Direction
Keep only those lines of the records that include the string "Exchange".

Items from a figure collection
________________
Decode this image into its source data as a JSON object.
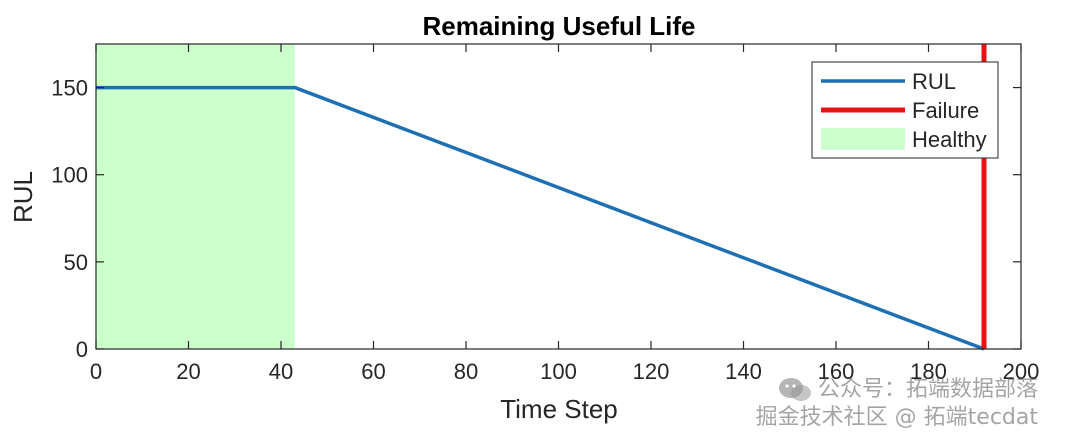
{
  "chart_data": {
    "type": "line",
    "title": "Remaining Useful Life",
    "xlabel": "Time Step",
    "ylabel": "RUL",
    "xlim": [
      0,
      200
    ],
    "ylim": [
      0,
      175
    ],
    "xticks": [
      0,
      20,
      40,
      60,
      80,
      100,
      120,
      140,
      160,
      180,
      200
    ],
    "yticks": [
      0,
      50,
      100,
      150
    ],
    "grid": false,
    "legend_position": "top-right",
    "series": [
      {
        "name": "RUL",
        "color": "#1f6fb4",
        "x": [
          0,
          43,
          192
        ],
        "y": [
          150,
          150,
          0
        ]
      },
      {
        "name": "Failure",
        "color": "#e81010",
        "type": "vertical-line",
        "x": 192
      },
      {
        "name": "Healthy",
        "color": "#ccffcc",
        "type": "shaded-region",
        "x_range": [
          0,
          43
        ]
      }
    ]
  },
  "watermark": {
    "line1": "公众号：拓端数据部落",
    "line2": "掘金技术社区 @ 拓端tecdat"
  }
}
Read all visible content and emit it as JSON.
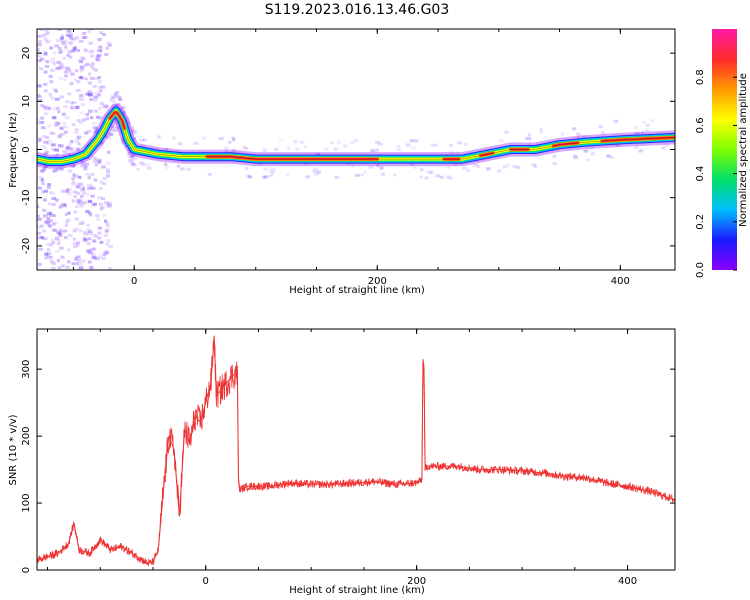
{
  "title": "S119.2023.016.13.46.G03",
  "colors": {
    "snr_line": "#ee3333",
    "axis": "#000000",
    "colormap": [
      "#8a00ff",
      "#1a1aff",
      "#00bfff",
      "#00e06a",
      "#7fff00",
      "#ffff00",
      "#ff9900",
      "#ff2a2a",
      "#ff1aa8"
    ]
  },
  "chart_data": [
    {
      "type": "heatmap",
      "xlabel": "Height of straight line (km)",
      "ylabel": "Frequency (Hz)",
      "xlim": [
        -80,
        445
      ],
      "ylim": [
        -25,
        25
      ],
      "xticks": [
        0,
        200,
        400
      ],
      "yticks": [
        -20,
        -10,
        0,
        10,
        20
      ],
      "grid": false,
      "ridge": {
        "x": [
          -80,
          -70,
          -60,
          -50,
          -40,
          -30,
          -25,
          -20,
          -15,
          -10,
          -5,
          0,
          20,
          40,
          60,
          80,
          100,
          150,
          200,
          220,
          250,
          270,
          290,
          310,
          330,
          350,
          370,
          400,
          445
        ],
        "y": [
          -2,
          -2.5,
          -2.5,
          -2,
          -1,
          2,
          4,
          6.5,
          8,
          6,
          2,
          0,
          -1,
          -1.5,
          -1.5,
          -1.5,
          -2,
          -2,
          -2,
          -2,
          -2,
          -2,
          -1,
          0,
          0,
          1,
          1.5,
          2,
          2.5
        ]
      },
      "colorbar": {
        "label": "Normalized spectral amplitude",
        "range": [
          0,
          1
        ],
        "ticks": [
          "0.0",
          "0.2",
          "0.4",
          "0.6",
          "0.8"
        ],
        "tick_values": [
          0,
          0.2,
          0.4,
          0.6,
          0.8
        ]
      }
    },
    {
      "type": "line",
      "xlabel": "Height of straight line (km)",
      "ylabel": "SNR (10 * v/v)",
      "xlim": [
        -160,
        445
      ],
      "ylim": [
        0,
        360
      ],
      "xticks": [
        0,
        200,
        400
      ],
      "yticks": [
        0,
        100,
        200,
        300
      ],
      "grid": false,
      "series": [
        {
          "x": [
            -160,
            -150,
            -140,
            -130,
            -125,
            -120,
            -110,
            -100,
            -90,
            -80,
            -70,
            -60,
            -55,
            -50,
            -45,
            -40,
            -35,
            -30,
            -25,
            -20,
            -15,
            -10,
            -5,
            0,
            5,
            8,
            10,
            15,
            20,
            25,
            30,
            31,
            32,
            40,
            60,
            80,
            100,
            120,
            140,
            160,
            180,
            200,
            205,
            206,
            207,
            208,
            210,
            220,
            240,
            260,
            280,
            300,
            320,
            340,
            360,
            380,
            400,
            420,
            445
          ],
          "y": [
            15,
            20,
            25,
            40,
            70,
            30,
            25,
            45,
            30,
            35,
            25,
            15,
            10,
            12,
            30,
            120,
            200,
            180,
            80,
            210,
            190,
            230,
            220,
            250,
            280,
            350,
            260,
            270,
            280,
            290,
            295,
            140,
            120,
            125,
            125,
            130,
            128,
            128,
            130,
            132,
            128,
            130,
            135,
            315,
            300,
            150,
            155,
            155,
            155,
            150,
            150,
            148,
            145,
            140,
            138,
            130,
            125,
            118,
            105
          ]
        }
      ]
    }
  ]
}
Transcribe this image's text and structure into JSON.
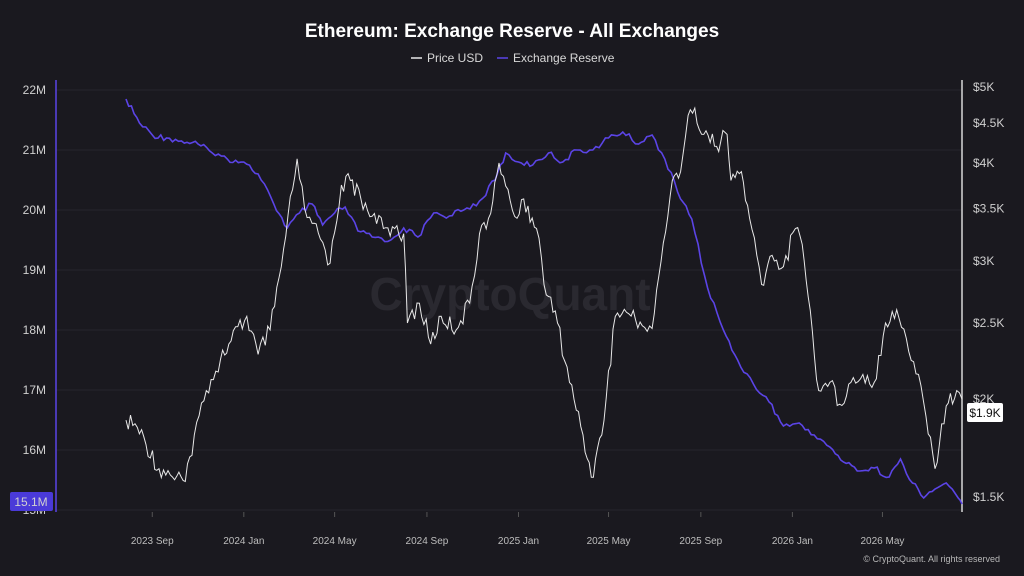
{
  "chart_data": {
    "type": "line",
    "title": "Ethereum: Exchange Reserve - All Exchanges",
    "legend": {
      "placement": "top-center",
      "items": [
        "Price USD",
        "Exchange Reserve"
      ]
    },
    "x_ticks": [
      "2023 Sep",
      "2024 Jan",
      "2024 May",
      "2024 Sep",
      "2025 Jan",
      "2025 May",
      "2025 Sep",
      "2026 Jan",
      "2026 May"
    ],
    "y_left": {
      "ticks": [
        "22M",
        "21M",
        "20M",
        "19M",
        "18M",
        "17M",
        "16M",
        "15M"
      ],
      "range": [
        15000000,
        22000000
      ],
      "current_label": "15.1M"
    },
    "y_right": {
      "scale": "log",
      "ticks": [
        "$5K",
        "$4.5K",
        "$4K",
        "$3.5K",
        "$3K",
        "$2.5K",
        "$2K",
        "$1.5K"
      ],
      "range": [
        1400,
        5000
      ],
      "current_label": "$1.9K"
    },
    "grid": true,
    "x_start": "2023-07-28",
    "x_end": "2026-08-15",
    "series": [
      {
        "name": "Price USD",
        "axis": "right",
        "color": "#e8e8e8",
        "x": [
          "2023-07-28",
          "2023-08-12",
          "2023-09-10",
          "2023-09-25",
          "2023-10-15",
          "2023-10-27",
          "2023-11-12",
          "2023-12-01",
          "2023-12-12",
          "2024-01-05",
          "2024-01-20",
          "2024-02-05",
          "2024-02-20",
          "2024-03-06",
          "2024-03-12",
          "2024-03-22",
          "2024-04-01",
          "2024-04-12",
          "2024-04-25",
          "2024-05-10",
          "2024-05-22",
          "2024-06-05",
          "2024-06-20",
          "2024-07-05",
          "2024-07-20",
          "2024-08-01",
          "2024-08-06",
          "2024-08-22",
          "2024-09-06",
          "2024-09-20",
          "2024-10-10",
          "2024-10-28",
          "2024-11-10",
          "2024-11-25",
          "2024-12-06",
          "2024-12-18",
          "2024-12-30",
          "2025-01-08",
          "2025-01-25",
          "2025-02-04",
          "2025-02-22",
          "2025-03-10",
          "2025-03-28",
          "2025-04-08",
          "2025-04-22",
          "2025-05-10",
          "2025-05-25",
          "2025-06-15",
          "2025-06-28",
          "2025-07-10",
          "2025-07-25",
          "2025-08-05",
          "2025-08-15",
          "2025-08-24",
          "2025-09-05",
          "2025-09-22",
          "2025-10-06",
          "2025-10-11",
          "2025-10-25",
          "2025-11-05",
          "2025-11-21",
          "2025-12-05",
          "2025-12-20",
          "2026-01-05",
          "2026-01-14",
          "2026-01-22",
          "2026-02-05",
          "2026-02-20",
          "2026-03-05",
          "2026-03-20",
          "2026-04-05",
          "2026-04-20",
          "2026-05-05",
          "2026-05-20",
          "2026-06-05",
          "2026-06-18",
          "2026-06-28",
          "2026-07-10",
          "2026-07-25",
          "2026-08-08",
          "2026-08-15"
        ],
        "y": [
          1880,
          1840,
          1630,
          1600,
          1570,
          1800,
          2050,
          2250,
          2350,
          2550,
          2280,
          2450,
          2950,
          3700,
          4050,
          3500,
          3350,
          3200,
          2980,
          3750,
          3800,
          3600,
          3420,
          3300,
          3300,
          3250,
          2500,
          2650,
          2350,
          2550,
          2450,
          2650,
          3250,
          3450,
          4000,
          3700,
          3400,
          3600,
          3300,
          2800,
          2500,
          2100,
          1800,
          1590,
          1800,
          2550,
          2580,
          2480,
          2460,
          3000,
          3800,
          3900,
          4600,
          4700,
          4350,
          4200,
          4350,
          3800,
          3900,
          3400,
          2800,
          3050,
          2950,
          3300,
          3150,
          2700,
          2050,
          2100,
          1970,
          2100,
          2150,
          2100,
          2500,
          2600,
          2300,
          2150,
          1900,
          1630,
          1960,
          2050,
          2000
        ]
      },
      {
        "name": "Exchange Reserve",
        "axis": "left",
        "color": "#5b44e6",
        "x": [
          "2023-07-28",
          "2023-08-15",
          "2023-09-01",
          "2023-09-20",
          "2023-10-10",
          "2023-11-01",
          "2023-11-20",
          "2023-12-10",
          "2024-01-01",
          "2024-01-20",
          "2024-02-10",
          "2024-02-28",
          "2024-03-15",
          "2024-04-01",
          "2024-04-15",
          "2024-05-01",
          "2024-05-15",
          "2024-06-01",
          "2024-06-20",
          "2024-07-15",
          "2024-08-01",
          "2024-08-20",
          "2024-09-10",
          "2024-10-01",
          "2024-10-20",
          "2024-11-10",
          "2024-12-01",
          "2024-12-15",
          "2025-01-01",
          "2025-01-20",
          "2025-02-10",
          "2025-03-01",
          "2025-03-20",
          "2025-04-10",
          "2025-05-01",
          "2025-05-20",
          "2025-06-10",
          "2025-06-28",
          "2025-07-15",
          "2025-08-01",
          "2025-08-20",
          "2025-09-10",
          "2025-10-01",
          "2025-10-20",
          "2025-11-10",
          "2025-12-01",
          "2025-12-20",
          "2026-01-10",
          "2026-01-30",
          "2026-02-20",
          "2026-03-10",
          "2026-04-01",
          "2026-04-20",
          "2026-05-10",
          "2026-05-25",
          "2026-06-10",
          "2026-06-25",
          "2026-07-10",
          "2026-07-25",
          "2026-08-10",
          "2026-08-15"
        ],
        "y": [
          21850000,
          21450000,
          21250000,
          21200000,
          21150000,
          21100000,
          20950000,
          20850000,
          20800000,
          20600000,
          20100000,
          19700000,
          19950000,
          20100000,
          19750000,
          19950000,
          20050000,
          19650000,
          19550000,
          19500000,
          19700000,
          19550000,
          19950000,
          19900000,
          20000000,
          20150000,
          20500000,
          20950000,
          20800000,
          20750000,
          20950000,
          20800000,
          21000000,
          21000000,
          21200000,
          21300000,
          21100000,
          21250000,
          20850000,
          20300000,
          19850000,
          18700000,
          18000000,
          17500000,
          17100000,
          16800000,
          16400000,
          16450000,
          16250000,
          16050000,
          15800000,
          15650000,
          15700000,
          15550000,
          15850000,
          15450000,
          15200000,
          15350000,
          15450000,
          15200000,
          15100000
        ]
      }
    ],
    "watermark": "CryptoQuant",
    "credit": "© CryptoQuant. All rights reserved"
  }
}
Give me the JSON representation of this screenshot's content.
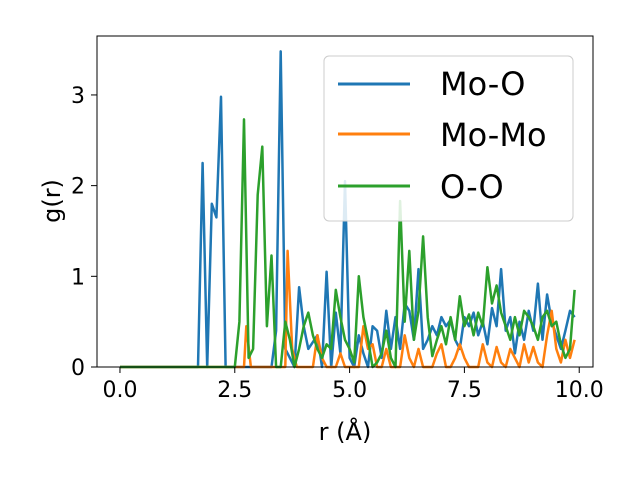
{
  "chart_data": {
    "type": "line",
    "xlabel": "r (Å)",
    "ylabel": "g(r)",
    "xlim": [
      -0.5,
      10.3
    ],
    "ylim": [
      0,
      3.65
    ],
    "xticks": [
      0.0,
      2.5,
      5.0,
      7.5,
      10.0
    ],
    "xtick_labels": [
      "0.0",
      "2.5",
      "5.0",
      "7.5",
      "10.0"
    ],
    "yticks": [
      0,
      1,
      2,
      3
    ],
    "ytick_labels": [
      "0",
      "1",
      "2",
      "3"
    ],
    "grid": false,
    "legend_position": "top-right",
    "series": [
      {
        "name": "Mo-O",
        "color": "#1f77b4",
        "points": [
          [
            0,
            0
          ],
          [
            1.6,
            0
          ],
          [
            1.7,
            0
          ],
          [
            1.8,
            2.25
          ],
          [
            1.9,
            0
          ],
          [
            2.0,
            1.8
          ],
          [
            2.1,
            1.65
          ],
          [
            2.2,
            2.98
          ],
          [
            2.3,
            0
          ],
          [
            2.4,
            0
          ],
          [
            3.2,
            0
          ],
          [
            3.3,
            0
          ],
          [
            3.4,
            0.4
          ],
          [
            3.5,
            3.48
          ],
          [
            3.6,
            0.2
          ],
          [
            3.8,
            0
          ],
          [
            3.9,
            0.88
          ],
          [
            4.0,
            0.45
          ],
          [
            4.1,
            0.2
          ],
          [
            4.3,
            0.35
          ],
          [
            4.4,
            0
          ],
          [
            4.5,
            1.05
          ],
          [
            4.6,
            0
          ],
          [
            4.7,
            0.6
          ],
          [
            4.8,
            0.15
          ],
          [
            4.9,
            2.05
          ],
          [
            5.0,
            0.1
          ],
          [
            5.1,
            0
          ],
          [
            5.2,
            0.35
          ],
          [
            5.3,
            0.15
          ],
          [
            5.4,
            0
          ],
          [
            5.5,
            0.45
          ],
          [
            5.6,
            0.4
          ],
          [
            5.7,
            0.1
          ],
          [
            5.8,
            0.62
          ],
          [
            5.9,
            0.2
          ],
          [
            6.0,
            0.55
          ],
          [
            6.1,
            0.2
          ],
          [
            6.2,
            0.7
          ],
          [
            6.3,
            0.62
          ],
          [
            6.4,
            0.3
          ],
          [
            6.5,
            1.08
          ],
          [
            6.6,
            0.2
          ],
          [
            6.7,
            0.3
          ],
          [
            6.8,
            0.45
          ],
          [
            6.9,
            0.35
          ],
          [
            7.0,
            0.55
          ],
          [
            7.1,
            0.45
          ],
          [
            7.2,
            0.52
          ],
          [
            7.3,
            0.3
          ],
          [
            7.4,
            0.2
          ],
          [
            7.5,
            0.55
          ],
          [
            7.6,
            0.45
          ],
          [
            7.7,
            0.6
          ],
          [
            7.8,
            0.35
          ],
          [
            7.9,
            0.5
          ],
          [
            8.0,
            0.25
          ],
          [
            8.1,
            0.65
          ],
          [
            8.2,
            0.45
          ],
          [
            8.3,
            1.08
          ],
          [
            8.4,
            0.4
          ],
          [
            8.5,
            0.55
          ],
          [
            8.6,
            0.15
          ],
          [
            8.7,
            0.5
          ],
          [
            8.8,
            0.3
          ],
          [
            8.9,
            0.62
          ],
          [
            9.0,
            0.4
          ],
          [
            9.1,
            0.92
          ],
          [
            9.2,
            0.3
          ],
          [
            9.3,
            0.8
          ],
          [
            9.4,
            0.5
          ],
          [
            9.5,
            0.35
          ],
          [
            9.6,
            0.2
          ],
          [
            9.7,
            0.4
          ],
          [
            9.8,
            0.62
          ],
          [
            9.9,
            0.55
          ]
        ]
      },
      {
        "name": "Mo-Mo",
        "color": "#ff7f0e",
        "points": [
          [
            0,
            0
          ],
          [
            2.6,
            0
          ],
          [
            2.7,
            0
          ],
          [
            2.75,
            0.45
          ],
          [
            2.85,
            0
          ],
          [
            3.5,
            0
          ],
          [
            3.6,
            0
          ],
          [
            3.65,
            1.28
          ],
          [
            3.75,
            0.2
          ],
          [
            3.85,
            0
          ],
          [
            4.1,
            0
          ],
          [
            4.2,
            0
          ],
          [
            4.3,
            0.35
          ],
          [
            4.4,
            0.1
          ],
          [
            4.5,
            0
          ],
          [
            4.7,
            0
          ],
          [
            4.8,
            0.15
          ],
          [
            4.9,
            0
          ],
          [
            5.2,
            0
          ],
          [
            5.3,
            0.45
          ],
          [
            5.4,
            0.2
          ],
          [
            5.5,
            0.25
          ],
          [
            5.6,
            0
          ],
          [
            5.7,
            0
          ],
          [
            5.8,
            0.2
          ],
          [
            5.9,
            0
          ],
          [
            6.1,
            0
          ],
          [
            6.2,
            0.35
          ],
          [
            6.3,
            0.1
          ],
          [
            6.4,
            0
          ],
          [
            6.5,
            0.2
          ],
          [
            6.6,
            0
          ],
          [
            6.8,
            0
          ],
          [
            6.9,
            0.15
          ],
          [
            7.0,
            0.25
          ],
          [
            7.1,
            0
          ],
          [
            7.2,
            0
          ],
          [
            7.3,
            0.1
          ],
          [
            7.4,
            0.25
          ],
          [
            7.5,
            0.1
          ],
          [
            7.6,
            0
          ],
          [
            7.8,
            0
          ],
          [
            7.9,
            0.25
          ],
          [
            8.0,
            0.05
          ],
          [
            8.1,
            0
          ],
          [
            8.2,
            0.22
          ],
          [
            8.3,
            0.05
          ],
          [
            8.4,
            0
          ],
          [
            8.5,
            0.2
          ],
          [
            8.6,
            0.1
          ],
          [
            8.7,
            0
          ],
          [
            8.8,
            0.25
          ],
          [
            8.9,
            0.05
          ],
          [
            9.0,
            0.22
          ],
          [
            9.1,
            0.05
          ],
          [
            9.2,
            0
          ],
          [
            9.3,
            0.35
          ],
          [
            9.4,
            0.62
          ],
          [
            9.5,
            0.2
          ],
          [
            9.6,
            0.05
          ],
          [
            9.7,
            0.3
          ],
          [
            9.8,
            0.1
          ],
          [
            9.9,
            0.3
          ]
        ]
      },
      {
        "name": "O-O",
        "color": "#2ca02c",
        "points": [
          [
            0,
            0
          ],
          [
            2.4,
            0
          ],
          [
            2.5,
            0
          ],
          [
            2.6,
            0.5
          ],
          [
            2.7,
            2.73
          ],
          [
            2.8,
            0.1
          ],
          [
            2.9,
            0.2
          ],
          [
            3.0,
            1.9
          ],
          [
            3.1,
            2.43
          ],
          [
            3.2,
            0.45
          ],
          [
            3.3,
            1.23
          ],
          [
            3.4,
            0
          ],
          [
            3.5,
            0
          ],
          [
            3.6,
            0.5
          ],
          [
            3.7,
            0.3
          ],
          [
            3.8,
            0
          ],
          [
            3.9,
            0.2
          ],
          [
            4.0,
            0.45
          ],
          [
            4.1,
            0.6
          ],
          [
            4.2,
            0.35
          ],
          [
            4.3,
            0.2
          ],
          [
            4.4,
            0.1
          ],
          [
            4.5,
            0.25
          ],
          [
            4.6,
            0.2
          ],
          [
            4.7,
            0.85
          ],
          [
            4.8,
            0.55
          ],
          [
            4.9,
            0.3
          ],
          [
            5.0,
            0.2
          ],
          [
            5.1,
            0.05
          ],
          [
            5.2,
            1.0
          ],
          [
            5.3,
            0.55
          ],
          [
            5.4,
            0.3
          ],
          [
            5.5,
            0
          ],
          [
            5.6,
            0.05
          ],
          [
            5.7,
            0.15
          ],
          [
            5.8,
            0.4
          ],
          [
            5.9,
            0.1
          ],
          [
            6.0,
            0.0
          ],
          [
            6.1,
            1.83
          ],
          [
            6.2,
            0.5
          ],
          [
            6.3,
            1.28
          ],
          [
            6.4,
            0.3
          ],
          [
            6.5,
            0.62
          ],
          [
            6.6,
            1.44
          ],
          [
            6.7,
            0.55
          ],
          [
            6.8,
            0.12
          ],
          [
            6.9,
            0.3
          ],
          [
            7.0,
            0.45
          ],
          [
            7.1,
            0.25
          ],
          [
            7.2,
            0.55
          ],
          [
            7.3,
            0.3
          ],
          [
            7.4,
            0.78
          ],
          [
            7.5,
            0.45
          ],
          [
            7.6,
            0.58
          ],
          [
            7.7,
            0.35
          ],
          [
            7.8,
            0.6
          ],
          [
            7.9,
            0.45
          ],
          [
            8.0,
            1.1
          ],
          [
            8.1,
            0.7
          ],
          [
            8.2,
            0.9
          ],
          [
            8.3,
            0.6
          ],
          [
            8.4,
            0.45
          ],
          [
            8.5,
            0.3
          ],
          [
            8.6,
            0.55
          ],
          [
            8.7,
            0.35
          ],
          [
            8.8,
            0.62
          ],
          [
            8.9,
            0.55
          ],
          [
            9.0,
            0.45
          ],
          [
            9.1,
            0.3
          ],
          [
            9.2,
            0.55
          ],
          [
            9.3,
            0.62
          ],
          [
            9.4,
            0.45
          ],
          [
            9.5,
            0.5
          ],
          [
            9.6,
            0.25
          ],
          [
            9.7,
            0.1
          ],
          [
            9.8,
            0.2
          ],
          [
            9.9,
            0.85
          ]
        ]
      }
    ]
  }
}
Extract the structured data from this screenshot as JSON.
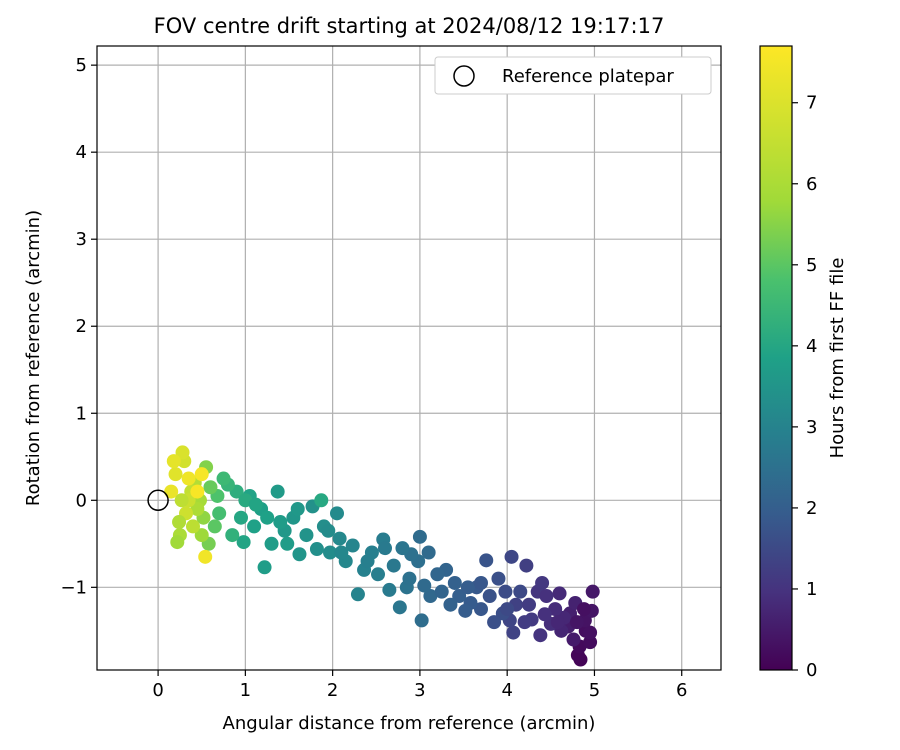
________________
Response to the exercise
    "title": "Ethereum: Exchange Reserve - All Exchanges",
        "Exchange Reserve"
        "name": "Exchange Reserve",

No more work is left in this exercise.